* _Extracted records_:

• • • •

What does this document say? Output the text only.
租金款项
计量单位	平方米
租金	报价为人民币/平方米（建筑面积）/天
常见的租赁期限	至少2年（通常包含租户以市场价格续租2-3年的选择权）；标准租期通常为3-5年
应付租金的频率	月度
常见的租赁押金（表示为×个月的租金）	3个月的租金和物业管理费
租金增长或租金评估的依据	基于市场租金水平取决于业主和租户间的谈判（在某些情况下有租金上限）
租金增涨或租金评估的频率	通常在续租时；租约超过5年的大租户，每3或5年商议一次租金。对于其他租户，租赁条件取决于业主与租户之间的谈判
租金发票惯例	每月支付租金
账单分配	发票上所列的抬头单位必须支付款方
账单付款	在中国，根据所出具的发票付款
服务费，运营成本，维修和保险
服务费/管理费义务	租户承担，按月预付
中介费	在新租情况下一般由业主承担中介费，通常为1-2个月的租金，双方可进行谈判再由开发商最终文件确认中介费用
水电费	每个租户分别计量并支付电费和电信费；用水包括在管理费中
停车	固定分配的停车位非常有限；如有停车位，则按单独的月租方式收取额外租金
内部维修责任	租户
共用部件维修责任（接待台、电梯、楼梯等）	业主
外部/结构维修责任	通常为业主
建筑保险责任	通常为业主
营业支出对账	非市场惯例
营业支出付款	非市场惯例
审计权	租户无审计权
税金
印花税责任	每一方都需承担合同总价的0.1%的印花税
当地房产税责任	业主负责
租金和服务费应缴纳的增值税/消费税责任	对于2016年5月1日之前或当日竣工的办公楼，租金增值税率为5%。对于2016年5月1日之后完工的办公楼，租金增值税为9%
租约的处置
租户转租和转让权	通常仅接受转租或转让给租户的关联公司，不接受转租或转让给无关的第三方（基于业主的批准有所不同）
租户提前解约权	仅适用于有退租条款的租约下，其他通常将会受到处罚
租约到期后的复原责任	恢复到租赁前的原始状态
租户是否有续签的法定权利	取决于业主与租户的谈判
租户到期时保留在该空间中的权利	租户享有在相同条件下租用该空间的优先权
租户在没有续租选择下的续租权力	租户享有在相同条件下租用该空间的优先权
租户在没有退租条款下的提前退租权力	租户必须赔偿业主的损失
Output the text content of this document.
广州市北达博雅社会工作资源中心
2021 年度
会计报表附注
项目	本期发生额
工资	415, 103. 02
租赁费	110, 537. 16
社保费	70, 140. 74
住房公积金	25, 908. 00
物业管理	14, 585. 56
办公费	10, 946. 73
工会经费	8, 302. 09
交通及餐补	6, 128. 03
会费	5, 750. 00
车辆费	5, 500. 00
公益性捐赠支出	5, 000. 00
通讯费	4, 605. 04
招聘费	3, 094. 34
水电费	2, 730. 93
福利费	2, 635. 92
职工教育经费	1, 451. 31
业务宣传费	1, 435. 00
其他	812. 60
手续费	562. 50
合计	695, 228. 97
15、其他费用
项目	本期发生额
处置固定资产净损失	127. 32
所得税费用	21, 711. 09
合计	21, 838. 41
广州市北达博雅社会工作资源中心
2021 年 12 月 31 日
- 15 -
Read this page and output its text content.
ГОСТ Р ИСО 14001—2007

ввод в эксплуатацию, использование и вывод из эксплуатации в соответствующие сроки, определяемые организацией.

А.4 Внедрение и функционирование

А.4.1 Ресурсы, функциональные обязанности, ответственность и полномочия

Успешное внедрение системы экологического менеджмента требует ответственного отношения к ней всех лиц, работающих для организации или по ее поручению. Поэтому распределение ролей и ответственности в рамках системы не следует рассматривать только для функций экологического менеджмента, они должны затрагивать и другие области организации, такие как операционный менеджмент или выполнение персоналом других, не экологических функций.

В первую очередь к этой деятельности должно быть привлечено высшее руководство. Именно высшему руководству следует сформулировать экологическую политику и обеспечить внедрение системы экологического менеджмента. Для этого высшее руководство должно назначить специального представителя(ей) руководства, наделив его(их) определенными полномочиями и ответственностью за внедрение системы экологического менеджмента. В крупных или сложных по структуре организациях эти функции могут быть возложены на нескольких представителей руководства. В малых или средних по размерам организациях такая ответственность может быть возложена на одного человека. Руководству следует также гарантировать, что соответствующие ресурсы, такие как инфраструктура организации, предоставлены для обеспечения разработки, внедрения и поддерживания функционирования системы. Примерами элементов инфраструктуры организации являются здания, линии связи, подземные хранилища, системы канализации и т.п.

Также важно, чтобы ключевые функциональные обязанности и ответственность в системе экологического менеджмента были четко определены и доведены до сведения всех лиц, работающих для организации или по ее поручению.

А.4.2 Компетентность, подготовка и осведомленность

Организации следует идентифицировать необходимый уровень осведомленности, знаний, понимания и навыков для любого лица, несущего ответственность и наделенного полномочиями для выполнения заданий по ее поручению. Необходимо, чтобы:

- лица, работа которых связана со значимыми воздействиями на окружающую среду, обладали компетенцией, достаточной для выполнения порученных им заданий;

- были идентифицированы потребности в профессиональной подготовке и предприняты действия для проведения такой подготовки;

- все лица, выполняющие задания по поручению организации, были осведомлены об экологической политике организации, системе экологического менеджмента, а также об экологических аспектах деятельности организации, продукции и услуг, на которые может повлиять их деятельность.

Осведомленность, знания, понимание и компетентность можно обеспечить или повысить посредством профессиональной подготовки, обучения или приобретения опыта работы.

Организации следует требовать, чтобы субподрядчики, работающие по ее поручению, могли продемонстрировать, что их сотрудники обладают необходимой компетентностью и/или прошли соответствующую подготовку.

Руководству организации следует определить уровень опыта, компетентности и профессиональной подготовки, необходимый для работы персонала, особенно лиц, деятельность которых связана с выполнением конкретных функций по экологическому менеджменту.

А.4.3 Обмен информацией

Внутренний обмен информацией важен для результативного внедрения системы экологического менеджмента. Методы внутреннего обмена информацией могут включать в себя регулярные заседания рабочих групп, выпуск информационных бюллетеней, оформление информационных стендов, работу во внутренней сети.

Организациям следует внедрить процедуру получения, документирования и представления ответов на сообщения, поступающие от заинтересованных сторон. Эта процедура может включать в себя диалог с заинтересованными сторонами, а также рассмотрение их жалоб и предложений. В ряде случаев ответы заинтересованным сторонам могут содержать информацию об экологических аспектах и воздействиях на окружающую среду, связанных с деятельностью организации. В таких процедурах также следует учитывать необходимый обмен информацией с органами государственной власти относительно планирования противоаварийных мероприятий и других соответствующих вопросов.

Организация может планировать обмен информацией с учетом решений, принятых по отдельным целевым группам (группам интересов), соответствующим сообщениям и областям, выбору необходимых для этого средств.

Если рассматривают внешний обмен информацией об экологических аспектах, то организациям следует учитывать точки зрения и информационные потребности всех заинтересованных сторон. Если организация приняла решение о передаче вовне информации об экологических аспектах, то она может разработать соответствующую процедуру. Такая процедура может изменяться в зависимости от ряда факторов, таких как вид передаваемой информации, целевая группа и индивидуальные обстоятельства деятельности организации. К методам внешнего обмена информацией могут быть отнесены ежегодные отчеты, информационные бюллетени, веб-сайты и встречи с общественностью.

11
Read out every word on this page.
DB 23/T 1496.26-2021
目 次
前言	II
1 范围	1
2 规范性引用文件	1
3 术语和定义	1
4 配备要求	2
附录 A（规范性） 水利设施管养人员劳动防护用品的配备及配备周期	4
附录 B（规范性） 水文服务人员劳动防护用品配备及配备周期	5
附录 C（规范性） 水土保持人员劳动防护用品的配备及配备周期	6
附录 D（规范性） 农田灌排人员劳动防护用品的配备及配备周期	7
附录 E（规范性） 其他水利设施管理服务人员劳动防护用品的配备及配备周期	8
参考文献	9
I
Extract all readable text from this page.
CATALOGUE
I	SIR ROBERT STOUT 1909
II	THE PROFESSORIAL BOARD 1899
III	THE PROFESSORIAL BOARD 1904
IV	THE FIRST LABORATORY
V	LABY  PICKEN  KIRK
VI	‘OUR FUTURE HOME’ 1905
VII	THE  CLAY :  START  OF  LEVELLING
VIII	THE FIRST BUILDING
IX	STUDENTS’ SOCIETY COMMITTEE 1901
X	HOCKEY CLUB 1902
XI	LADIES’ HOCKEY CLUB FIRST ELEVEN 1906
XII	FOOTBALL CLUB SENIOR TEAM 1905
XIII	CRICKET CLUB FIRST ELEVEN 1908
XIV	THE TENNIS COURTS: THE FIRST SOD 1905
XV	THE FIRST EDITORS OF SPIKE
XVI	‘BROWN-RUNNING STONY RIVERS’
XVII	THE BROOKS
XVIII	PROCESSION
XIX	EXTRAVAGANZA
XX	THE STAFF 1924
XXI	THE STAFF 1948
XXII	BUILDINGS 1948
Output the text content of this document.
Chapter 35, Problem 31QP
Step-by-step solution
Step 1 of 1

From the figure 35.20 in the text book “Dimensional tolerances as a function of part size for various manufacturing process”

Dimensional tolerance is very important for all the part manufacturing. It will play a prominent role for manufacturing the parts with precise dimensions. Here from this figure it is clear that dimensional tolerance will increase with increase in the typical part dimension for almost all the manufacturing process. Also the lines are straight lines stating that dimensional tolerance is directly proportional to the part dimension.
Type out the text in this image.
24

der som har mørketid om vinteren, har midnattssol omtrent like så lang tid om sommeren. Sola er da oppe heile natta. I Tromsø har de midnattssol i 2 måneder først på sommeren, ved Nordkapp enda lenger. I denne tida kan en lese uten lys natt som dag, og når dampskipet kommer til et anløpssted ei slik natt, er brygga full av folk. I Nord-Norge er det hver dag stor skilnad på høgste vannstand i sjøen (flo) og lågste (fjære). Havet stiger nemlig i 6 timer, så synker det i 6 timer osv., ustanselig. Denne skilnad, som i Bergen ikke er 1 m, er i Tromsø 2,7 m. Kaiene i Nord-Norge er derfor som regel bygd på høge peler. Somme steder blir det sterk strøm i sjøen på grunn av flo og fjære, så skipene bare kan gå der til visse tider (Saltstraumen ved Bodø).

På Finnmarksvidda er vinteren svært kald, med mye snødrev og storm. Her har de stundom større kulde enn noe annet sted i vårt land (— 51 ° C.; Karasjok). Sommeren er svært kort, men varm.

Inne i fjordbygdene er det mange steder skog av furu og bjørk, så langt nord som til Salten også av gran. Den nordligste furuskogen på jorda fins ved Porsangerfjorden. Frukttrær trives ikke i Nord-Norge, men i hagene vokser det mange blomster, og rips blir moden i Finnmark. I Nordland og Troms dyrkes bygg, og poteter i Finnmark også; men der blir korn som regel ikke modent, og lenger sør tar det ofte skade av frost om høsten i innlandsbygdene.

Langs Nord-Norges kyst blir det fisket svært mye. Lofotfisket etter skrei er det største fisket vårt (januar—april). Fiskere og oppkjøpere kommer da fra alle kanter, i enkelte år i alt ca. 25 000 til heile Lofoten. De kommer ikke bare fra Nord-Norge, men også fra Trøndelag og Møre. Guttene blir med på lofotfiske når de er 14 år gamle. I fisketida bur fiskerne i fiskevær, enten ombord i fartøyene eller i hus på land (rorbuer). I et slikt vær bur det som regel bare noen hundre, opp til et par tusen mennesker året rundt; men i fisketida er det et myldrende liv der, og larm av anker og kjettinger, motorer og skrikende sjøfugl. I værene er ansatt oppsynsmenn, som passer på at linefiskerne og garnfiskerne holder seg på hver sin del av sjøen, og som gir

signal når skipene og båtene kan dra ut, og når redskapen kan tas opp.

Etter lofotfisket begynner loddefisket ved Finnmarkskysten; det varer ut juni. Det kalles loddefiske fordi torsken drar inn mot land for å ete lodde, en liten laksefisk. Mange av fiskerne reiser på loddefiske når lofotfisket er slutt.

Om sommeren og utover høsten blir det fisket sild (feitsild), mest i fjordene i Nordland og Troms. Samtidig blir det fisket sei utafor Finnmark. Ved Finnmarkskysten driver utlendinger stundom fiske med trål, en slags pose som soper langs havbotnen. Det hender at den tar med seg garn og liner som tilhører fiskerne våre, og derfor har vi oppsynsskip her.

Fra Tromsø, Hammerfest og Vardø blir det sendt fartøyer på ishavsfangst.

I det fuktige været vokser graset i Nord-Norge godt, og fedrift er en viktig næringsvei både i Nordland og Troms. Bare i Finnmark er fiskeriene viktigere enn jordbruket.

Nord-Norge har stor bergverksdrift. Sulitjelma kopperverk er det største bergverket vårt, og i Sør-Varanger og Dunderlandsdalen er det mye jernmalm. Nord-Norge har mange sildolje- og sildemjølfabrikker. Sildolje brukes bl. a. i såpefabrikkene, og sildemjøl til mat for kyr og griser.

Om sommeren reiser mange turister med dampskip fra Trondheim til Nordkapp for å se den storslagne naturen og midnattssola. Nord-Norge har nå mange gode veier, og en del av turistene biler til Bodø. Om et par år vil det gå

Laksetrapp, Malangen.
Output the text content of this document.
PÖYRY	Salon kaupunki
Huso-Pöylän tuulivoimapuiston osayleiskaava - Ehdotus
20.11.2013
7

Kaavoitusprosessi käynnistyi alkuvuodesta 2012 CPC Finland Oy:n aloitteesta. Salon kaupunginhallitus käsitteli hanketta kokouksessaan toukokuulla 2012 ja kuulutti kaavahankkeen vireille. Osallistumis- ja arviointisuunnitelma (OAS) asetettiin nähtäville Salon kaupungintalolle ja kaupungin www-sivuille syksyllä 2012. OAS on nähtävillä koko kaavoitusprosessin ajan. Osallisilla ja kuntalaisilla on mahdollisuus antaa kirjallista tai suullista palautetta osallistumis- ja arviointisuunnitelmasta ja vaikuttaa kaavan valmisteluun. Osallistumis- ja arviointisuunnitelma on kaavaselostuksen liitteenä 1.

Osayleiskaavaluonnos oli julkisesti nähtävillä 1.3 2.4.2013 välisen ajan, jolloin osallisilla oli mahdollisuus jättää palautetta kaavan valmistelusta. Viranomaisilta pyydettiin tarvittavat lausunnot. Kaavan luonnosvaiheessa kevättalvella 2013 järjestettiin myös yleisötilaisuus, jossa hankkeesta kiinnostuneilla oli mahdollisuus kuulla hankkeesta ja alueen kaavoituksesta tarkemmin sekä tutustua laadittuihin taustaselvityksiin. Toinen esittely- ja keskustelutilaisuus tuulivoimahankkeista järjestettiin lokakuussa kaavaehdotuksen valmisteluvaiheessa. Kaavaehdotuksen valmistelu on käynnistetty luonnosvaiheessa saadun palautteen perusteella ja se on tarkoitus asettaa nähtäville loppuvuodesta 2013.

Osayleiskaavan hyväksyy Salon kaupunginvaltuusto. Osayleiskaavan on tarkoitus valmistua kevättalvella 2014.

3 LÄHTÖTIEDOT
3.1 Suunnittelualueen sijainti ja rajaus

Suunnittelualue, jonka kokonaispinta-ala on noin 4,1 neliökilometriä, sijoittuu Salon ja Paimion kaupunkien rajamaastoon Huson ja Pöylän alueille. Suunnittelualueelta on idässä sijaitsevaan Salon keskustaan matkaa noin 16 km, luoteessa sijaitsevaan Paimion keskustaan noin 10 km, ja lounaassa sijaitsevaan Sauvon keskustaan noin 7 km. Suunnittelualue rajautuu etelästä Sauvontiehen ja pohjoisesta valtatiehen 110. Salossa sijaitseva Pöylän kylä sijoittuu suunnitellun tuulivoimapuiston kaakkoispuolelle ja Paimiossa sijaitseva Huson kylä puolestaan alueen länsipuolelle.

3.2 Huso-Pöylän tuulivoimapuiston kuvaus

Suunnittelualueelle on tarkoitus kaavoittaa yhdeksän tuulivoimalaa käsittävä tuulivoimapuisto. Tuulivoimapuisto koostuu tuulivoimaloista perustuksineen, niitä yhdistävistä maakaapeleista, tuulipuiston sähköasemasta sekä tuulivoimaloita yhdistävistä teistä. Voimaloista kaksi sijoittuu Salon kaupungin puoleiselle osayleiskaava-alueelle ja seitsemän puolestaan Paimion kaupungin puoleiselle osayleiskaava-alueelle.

• • • •

* _Set task_:
Within the data above, count the lines that contain the string "tuulivoimapuiston"; the reply is the number alone.

* _Answer to the task_:
3